- INSTRUCTION
Using the entries that follow, count the lines containing the word "Cross" and give that number by itself.

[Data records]
## Start

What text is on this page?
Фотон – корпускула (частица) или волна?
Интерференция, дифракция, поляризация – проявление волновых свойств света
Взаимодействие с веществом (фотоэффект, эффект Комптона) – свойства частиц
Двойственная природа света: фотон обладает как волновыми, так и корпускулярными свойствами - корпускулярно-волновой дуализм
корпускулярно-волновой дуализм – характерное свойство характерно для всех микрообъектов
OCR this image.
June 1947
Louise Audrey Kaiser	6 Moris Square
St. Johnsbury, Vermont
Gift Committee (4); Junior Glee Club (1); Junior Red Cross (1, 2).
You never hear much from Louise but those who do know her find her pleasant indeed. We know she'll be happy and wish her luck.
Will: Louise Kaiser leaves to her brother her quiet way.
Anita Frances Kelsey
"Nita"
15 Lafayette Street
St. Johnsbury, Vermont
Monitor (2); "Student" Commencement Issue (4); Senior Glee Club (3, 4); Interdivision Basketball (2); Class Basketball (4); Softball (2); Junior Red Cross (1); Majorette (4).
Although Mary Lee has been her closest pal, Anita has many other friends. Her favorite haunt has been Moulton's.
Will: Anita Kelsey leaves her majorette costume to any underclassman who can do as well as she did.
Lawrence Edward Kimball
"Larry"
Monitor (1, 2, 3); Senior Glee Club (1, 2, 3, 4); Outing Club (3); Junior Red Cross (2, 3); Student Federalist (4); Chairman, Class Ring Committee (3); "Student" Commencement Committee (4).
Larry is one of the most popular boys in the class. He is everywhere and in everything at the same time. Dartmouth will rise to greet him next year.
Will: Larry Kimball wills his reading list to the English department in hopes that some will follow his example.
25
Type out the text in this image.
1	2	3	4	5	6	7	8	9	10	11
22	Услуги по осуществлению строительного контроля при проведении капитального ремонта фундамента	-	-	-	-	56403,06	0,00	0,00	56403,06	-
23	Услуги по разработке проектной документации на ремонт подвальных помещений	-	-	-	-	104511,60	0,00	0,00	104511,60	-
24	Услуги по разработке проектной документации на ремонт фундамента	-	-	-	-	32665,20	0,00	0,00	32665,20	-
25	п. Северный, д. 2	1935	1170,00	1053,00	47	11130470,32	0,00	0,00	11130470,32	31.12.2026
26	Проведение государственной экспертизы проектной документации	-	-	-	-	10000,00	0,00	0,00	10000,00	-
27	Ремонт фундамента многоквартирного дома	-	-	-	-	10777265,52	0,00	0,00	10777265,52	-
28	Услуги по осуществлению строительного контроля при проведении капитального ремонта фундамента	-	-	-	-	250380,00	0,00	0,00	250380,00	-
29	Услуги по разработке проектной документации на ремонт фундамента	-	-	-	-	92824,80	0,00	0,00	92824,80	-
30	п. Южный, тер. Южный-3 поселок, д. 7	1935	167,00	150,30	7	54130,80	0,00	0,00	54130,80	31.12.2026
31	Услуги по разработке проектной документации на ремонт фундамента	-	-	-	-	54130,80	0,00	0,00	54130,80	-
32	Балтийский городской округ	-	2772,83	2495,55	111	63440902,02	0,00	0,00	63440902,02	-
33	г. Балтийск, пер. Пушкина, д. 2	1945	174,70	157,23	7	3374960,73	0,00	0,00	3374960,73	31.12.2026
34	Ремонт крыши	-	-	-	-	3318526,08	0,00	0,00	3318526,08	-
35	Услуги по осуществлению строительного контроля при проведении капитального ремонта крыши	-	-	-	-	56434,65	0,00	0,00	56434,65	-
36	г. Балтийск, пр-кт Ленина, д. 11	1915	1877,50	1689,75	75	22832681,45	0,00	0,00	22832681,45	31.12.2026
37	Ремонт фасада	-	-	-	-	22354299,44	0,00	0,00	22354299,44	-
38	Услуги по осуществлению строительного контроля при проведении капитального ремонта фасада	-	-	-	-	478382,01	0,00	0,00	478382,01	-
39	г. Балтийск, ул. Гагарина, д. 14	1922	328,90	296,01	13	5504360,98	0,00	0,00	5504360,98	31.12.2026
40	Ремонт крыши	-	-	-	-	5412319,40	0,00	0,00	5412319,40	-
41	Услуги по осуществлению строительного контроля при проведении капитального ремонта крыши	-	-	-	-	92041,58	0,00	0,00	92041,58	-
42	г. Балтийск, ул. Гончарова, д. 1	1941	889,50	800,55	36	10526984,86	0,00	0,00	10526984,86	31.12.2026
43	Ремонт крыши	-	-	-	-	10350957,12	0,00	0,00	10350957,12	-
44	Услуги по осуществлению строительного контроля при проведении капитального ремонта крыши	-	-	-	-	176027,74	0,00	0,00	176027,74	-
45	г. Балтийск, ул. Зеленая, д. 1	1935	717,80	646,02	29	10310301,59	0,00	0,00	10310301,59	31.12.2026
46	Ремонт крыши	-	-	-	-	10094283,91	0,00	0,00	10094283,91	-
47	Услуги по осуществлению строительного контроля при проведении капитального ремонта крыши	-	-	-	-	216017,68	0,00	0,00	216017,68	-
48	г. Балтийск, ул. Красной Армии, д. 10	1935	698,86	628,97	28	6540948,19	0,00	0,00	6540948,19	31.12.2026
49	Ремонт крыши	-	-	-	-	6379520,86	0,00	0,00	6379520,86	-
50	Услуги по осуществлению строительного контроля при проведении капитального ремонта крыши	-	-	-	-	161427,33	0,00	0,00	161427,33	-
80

## End

- RESULT FOR THIS EXERCISE
3